-- TASK BRIEF --
Scan the entries below for the word "from". Copy each line that has it.
================
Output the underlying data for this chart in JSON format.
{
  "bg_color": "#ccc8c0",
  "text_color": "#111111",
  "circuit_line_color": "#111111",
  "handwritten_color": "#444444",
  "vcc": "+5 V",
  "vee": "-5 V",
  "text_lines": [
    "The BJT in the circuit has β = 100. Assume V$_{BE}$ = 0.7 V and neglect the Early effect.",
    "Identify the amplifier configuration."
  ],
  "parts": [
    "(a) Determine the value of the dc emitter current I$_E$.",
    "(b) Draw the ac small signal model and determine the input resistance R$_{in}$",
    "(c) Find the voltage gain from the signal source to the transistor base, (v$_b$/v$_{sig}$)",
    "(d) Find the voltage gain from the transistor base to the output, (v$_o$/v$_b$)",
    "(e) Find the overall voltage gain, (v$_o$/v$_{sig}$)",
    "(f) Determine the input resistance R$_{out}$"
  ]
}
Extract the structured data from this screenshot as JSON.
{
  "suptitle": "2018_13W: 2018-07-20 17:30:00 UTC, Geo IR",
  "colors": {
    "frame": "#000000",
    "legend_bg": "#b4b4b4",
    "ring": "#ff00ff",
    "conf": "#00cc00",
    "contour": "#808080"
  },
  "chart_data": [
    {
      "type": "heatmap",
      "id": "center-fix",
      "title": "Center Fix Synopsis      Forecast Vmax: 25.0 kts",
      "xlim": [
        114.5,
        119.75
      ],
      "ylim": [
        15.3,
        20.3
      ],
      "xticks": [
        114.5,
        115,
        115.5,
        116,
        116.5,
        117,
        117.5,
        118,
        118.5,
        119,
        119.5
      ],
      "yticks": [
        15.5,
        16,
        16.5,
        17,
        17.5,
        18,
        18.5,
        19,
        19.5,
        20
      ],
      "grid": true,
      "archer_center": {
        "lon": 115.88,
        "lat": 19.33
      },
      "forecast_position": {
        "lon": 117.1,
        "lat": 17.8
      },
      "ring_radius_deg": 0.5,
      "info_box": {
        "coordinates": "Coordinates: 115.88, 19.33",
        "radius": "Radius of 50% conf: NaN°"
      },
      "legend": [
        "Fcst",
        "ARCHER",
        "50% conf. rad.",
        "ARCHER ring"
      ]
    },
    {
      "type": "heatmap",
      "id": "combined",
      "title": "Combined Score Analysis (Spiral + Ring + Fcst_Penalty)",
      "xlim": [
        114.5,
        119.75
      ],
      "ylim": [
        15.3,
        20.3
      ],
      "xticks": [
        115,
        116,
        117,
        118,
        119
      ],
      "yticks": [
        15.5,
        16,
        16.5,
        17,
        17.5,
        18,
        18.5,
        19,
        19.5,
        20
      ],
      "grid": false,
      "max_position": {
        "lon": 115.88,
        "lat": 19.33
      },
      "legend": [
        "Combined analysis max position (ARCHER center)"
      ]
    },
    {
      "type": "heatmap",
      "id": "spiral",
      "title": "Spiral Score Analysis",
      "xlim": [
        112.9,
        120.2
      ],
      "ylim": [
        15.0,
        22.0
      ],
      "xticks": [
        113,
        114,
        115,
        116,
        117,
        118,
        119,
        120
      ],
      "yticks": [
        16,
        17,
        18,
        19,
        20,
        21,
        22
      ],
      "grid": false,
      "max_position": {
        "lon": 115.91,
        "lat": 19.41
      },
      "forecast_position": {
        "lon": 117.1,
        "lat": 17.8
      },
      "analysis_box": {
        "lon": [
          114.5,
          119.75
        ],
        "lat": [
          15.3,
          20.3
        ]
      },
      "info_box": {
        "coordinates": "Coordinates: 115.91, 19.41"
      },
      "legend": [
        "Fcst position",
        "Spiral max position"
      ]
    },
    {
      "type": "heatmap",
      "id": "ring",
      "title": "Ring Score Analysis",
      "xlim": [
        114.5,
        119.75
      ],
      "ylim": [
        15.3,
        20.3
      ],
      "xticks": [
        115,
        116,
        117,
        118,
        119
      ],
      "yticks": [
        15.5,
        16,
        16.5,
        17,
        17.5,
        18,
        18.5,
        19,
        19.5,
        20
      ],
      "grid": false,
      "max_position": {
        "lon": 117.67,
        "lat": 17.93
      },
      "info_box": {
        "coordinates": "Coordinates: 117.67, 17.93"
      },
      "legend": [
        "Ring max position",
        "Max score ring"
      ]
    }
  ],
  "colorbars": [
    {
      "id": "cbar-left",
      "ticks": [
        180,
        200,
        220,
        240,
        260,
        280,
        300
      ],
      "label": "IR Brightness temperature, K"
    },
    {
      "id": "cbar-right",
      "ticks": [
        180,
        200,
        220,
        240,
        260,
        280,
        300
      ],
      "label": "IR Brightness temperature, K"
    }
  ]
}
================
-- FULL ANSWER --
    "(c) Find the voltage gain from the signal source to the transistor base, (v$_b$/v$_{sig}$)",
    "(d) Find the voltage gain from the transistor base to the output, (v$_o$/v$_b$)",
Extract the structured data from this screenshot as JSON.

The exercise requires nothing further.